Dataset records on visual material
--

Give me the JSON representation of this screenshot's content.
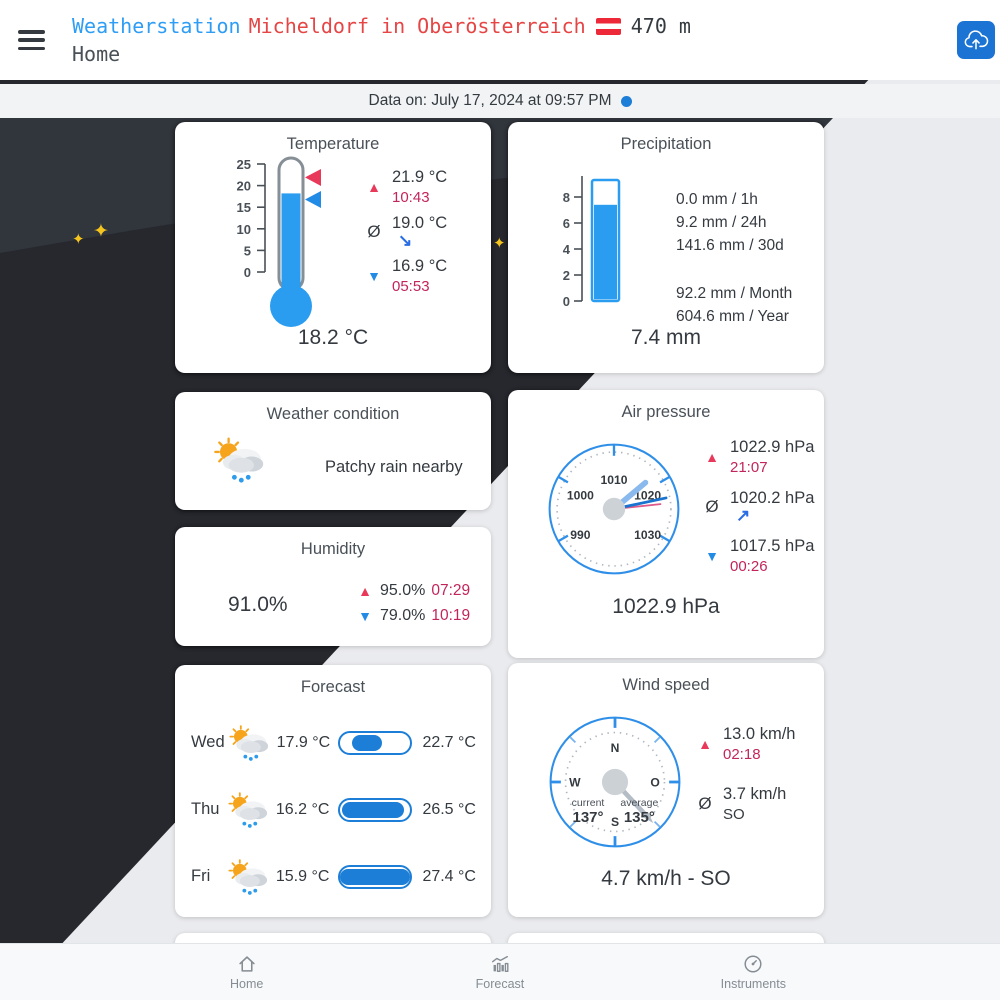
{
  "header": {
    "station": "Weatherstation",
    "location": "Micheldorf in Oberösterreich",
    "flag": "austria-flag",
    "altitude": "470 m",
    "page": "Home"
  },
  "status_bar": {
    "text": "Data on: July 17, 2024 at 09:57 PM"
  },
  "cards": {
    "temperature": {
      "title": "Temperature",
      "scale": [
        "25",
        "20",
        "15",
        "10",
        "5",
        "0"
      ],
      "max": {
        "value": "21.9 °C",
        "time": "10:43"
      },
      "avg": {
        "value": "19.0 °C",
        "trend": "↘"
      },
      "min": {
        "value": "16.9 °C",
        "time": "05:53"
      },
      "current": "18.2 °C"
    },
    "precipitation": {
      "title": "Precipitation",
      "scale": [
        "8",
        "6",
        "4",
        "2",
        "0"
      ],
      "lines_recent": [
        "0.0 mm / 1h",
        "9.2 mm / 24h",
        "141.6 mm / 30d"
      ],
      "lines_period": [
        "92.2 mm / Month",
        "604.6 mm / Year"
      ],
      "current": "7.4 mm"
    },
    "condition": {
      "title": "Weather condition",
      "text": "Patchy rain nearby"
    },
    "pressure": {
      "title": "Air pressure",
      "dial": [
        "990",
        "1000",
        "1010",
        "1020",
        "1030"
      ],
      "max": {
        "value": "1022.9 hPa",
        "time": "21:07"
      },
      "avg": {
        "value": "1020.2 hPa",
        "trend": "↗"
      },
      "min": {
        "value": "1017.5 hPa",
        "time": "00:26"
      },
      "current": "1022.9 hPa"
    },
    "humidity": {
      "title": "Humidity",
      "current": "91.0%",
      "max": {
        "value": "95.0%",
        "time": "07:29"
      },
      "min": {
        "value": "79.0%",
        "time": "10:19"
      }
    },
    "forecast": {
      "title": "Forecast",
      "days": [
        {
          "day": "Wed",
          "min": "17.9 °C",
          "max": "22.7 °C",
          "min_c": 17.9,
          "max_c": 22.7
        },
        {
          "day": "Thu",
          "min": "16.2 °C",
          "max": "26.5 °C",
          "min_c": 16.2,
          "max_c": 26.5
        },
        {
          "day": "Fri",
          "min": "15.9 °C",
          "max": "27.4 °C",
          "min_c": 15.9,
          "max_c": 27.4
        }
      ]
    },
    "wind": {
      "title": "Wind speed",
      "compass": {
        "n": "N",
        "o": "O",
        "s": "S",
        "w": "W",
        "current_label": "current",
        "current_value": "137°",
        "average_label": "average",
        "average_value": "135°"
      },
      "max": {
        "value": "13.0 km/h",
        "time": "02:18"
      },
      "avg": {
        "value": "3.7 km/h",
        "direction": "SO"
      },
      "current": "4.7 km/h - SO"
    }
  },
  "nav": {
    "items": [
      {
        "label": "Home"
      },
      {
        "label": "Forecast"
      },
      {
        "label": "Instruments"
      }
    ]
  }
}
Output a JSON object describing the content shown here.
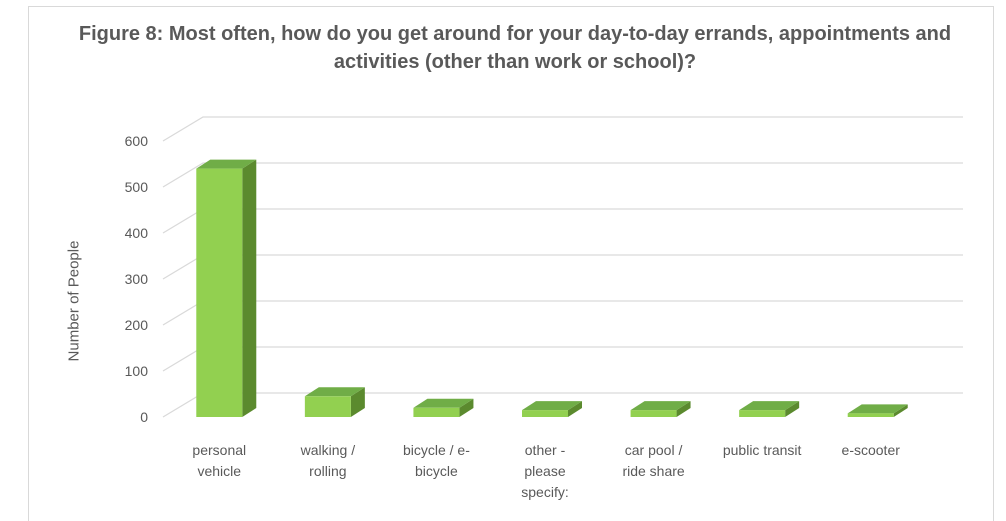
{
  "chart_data": {
    "type": "bar",
    "title": "Figure 8: Most often, how do you get around for your day-to-day errands, appointments and activities (other than work or school)?",
    "ylabel": "Number of People",
    "xlabel": "",
    "ylim": [
      0,
      600
    ],
    "yticks": [
      0,
      100,
      200,
      300,
      400,
      500,
      600
    ],
    "grid": true,
    "style": "3d-bar",
    "bar_color": "#92d050",
    "categories": [
      [
        "personal",
        "vehicle"
      ],
      [
        "walking /",
        "rolling"
      ],
      [
        "bicycle / e-",
        "bicycle"
      ],
      [
        "other -",
        "please",
        "specify:"
      ],
      [
        "car pool /",
        "ride share"
      ],
      [
        "public transit"
      ],
      [
        "e-scooter"
      ]
    ],
    "values": [
      540,
      45,
      20,
      15,
      15,
      15,
      8
    ]
  }
}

--

> **What the task asks**:
Your copy of the data above should match it exactly, except that pictures are left out.

> **Written response**:
Give me the JSON representation of this screenshot's content.
{
  "header": {
    "station": "Weatherstation",
    "location": "Micheldorf in Oberösterreich",
    "flag": "austria-flag",
    "altitude": "470 m",
    "page": "Home"
  },
  "status_bar": {
    "text": "Data on: July 17, 2024 at 09:57 PM"
  },
  "cards": {
    "temperature": {
      "title": "Temperature",
      "scale": [
        "25",
        "20",
        "15",
        "10",
        "5",
        "0"
      ],
      "max": {
        "value": "21.9 °C",
        "time": "10:43"
      },
      "avg": {
        "value": "19.0 °C",
        "trend": "↘"
      },
      "min": {
        "value": "16.9 °C",
        "time": "05:53"
      },
      "current": "18.2 °C"
    },
    "precipitation": {
      "title": "Precipitation",
      "scale": [
        "8",
        "6",
        "4",
        "2",
        "0"
      ],
      "lines_recent": [
        "0.0 mm / 1h",
        "9.2 mm / 24h",
        "141.6 mm / 30d"
      ],
      "lines_period": [
        "92.2 mm / Month",
        "604.6 mm / Year"
      ],
      "current": "7.4 mm"
    },
    "condition": {
      "title": "Weather condition",
      "text": "Patchy rain nearby"
    },
    "pressure": {
      "title": "Air pressure",
      "dial": [
        "990",
        "1000",
        "1010",
        "1020",
        "1030"
      ],
      "max": {
        "value": "1022.9 hPa",
        "time": "21:07"
      },
      "avg": {
        "value": "1020.2 hPa",
        "trend": "↗"
      },
      "min": {
        "value": "1017.5 hPa",
        "time": "00:26"
      },
      "current": "1022.9 hPa"
    },
    "humidity": {
      "title": "Humidity",
      "current": "91.0%",
      "max": {
        "value": "95.0%",
        "time": "07:29"
      },
      "min": {
        "value": "79.0%",
        "time": "10:19"
      }
    },
    "forecast": {
      "title": "Forecast",
      "days": [
        {
          "day": "Wed",
          "min": "17.9 °C",
          "max": "22.7 °C",
          "min_c": 17.9,
          "max_c": 22.7
        },
        {
          "day": "Thu",
          "min": "16.2 °C",
          "max": "26.5 °C",
          "min_c": 16.2,
          "max_c": 26.5
        },
        {
          "day": "Fri",
          "min": "15.9 °C",
          "max": "27.4 °C",
          "min_c": 15.9,
          "max_c": 27.4
        }
      ]
    },
    "wind": {
      "title": "Wind speed",
      "compass": {
        "n": "N",
        "o": "O",
        "s": "S",
        "w": "W",
        "current_label": "current",
        "current_value": "137°",
        "average_label": "average",
        "average_value": "135°"
      },
      "max": {
        "value": "13.0 km/h",
        "time": "02:18"
      },
      "avg": {
        "value": "3.7 km/h",
        "direction": "SO"
      },
      "current": "4.7 km/h - SO"
    }
  },
  "nav": {
    "items": [
      {
        "label": "Home"
      },
      {
        "label": "Forecast"
      },
      {
        "label": "Instruments"
      }
    ]
  }
}
Output a JSON object describing the content shown here.
{
  "chart_data": {
    "type": "bar",
    "title": "Figure 8: Most often, how do you get around for your day-to-day errands, appointments and activities (other than work or school)?",
    "ylabel": "Number of People",
    "xlabel": "",
    "ylim": [
      0,
      600
    ],
    "yticks": [
      0,
      100,
      200,
      300,
      400,
      500,
      600
    ],
    "grid": true,
    "style": "3d-bar",
    "bar_color": "#92d050",
    "categories": [
      [
        "personal",
        "vehicle"
      ],
      [
        "walking /",
        "rolling"
      ],
      [
        "bicycle / e-",
        "bicycle"
      ],
      [
        "other -",
        "please",
        "specify:"
      ],
      [
        "car pool /",
        "ride share"
      ],
      [
        "public transit"
      ],
      [
        "e-scooter"
      ]
    ],
    "values": [
      540,
      45,
      20,
      15,
      15,
      15,
      8
    ]
  }
}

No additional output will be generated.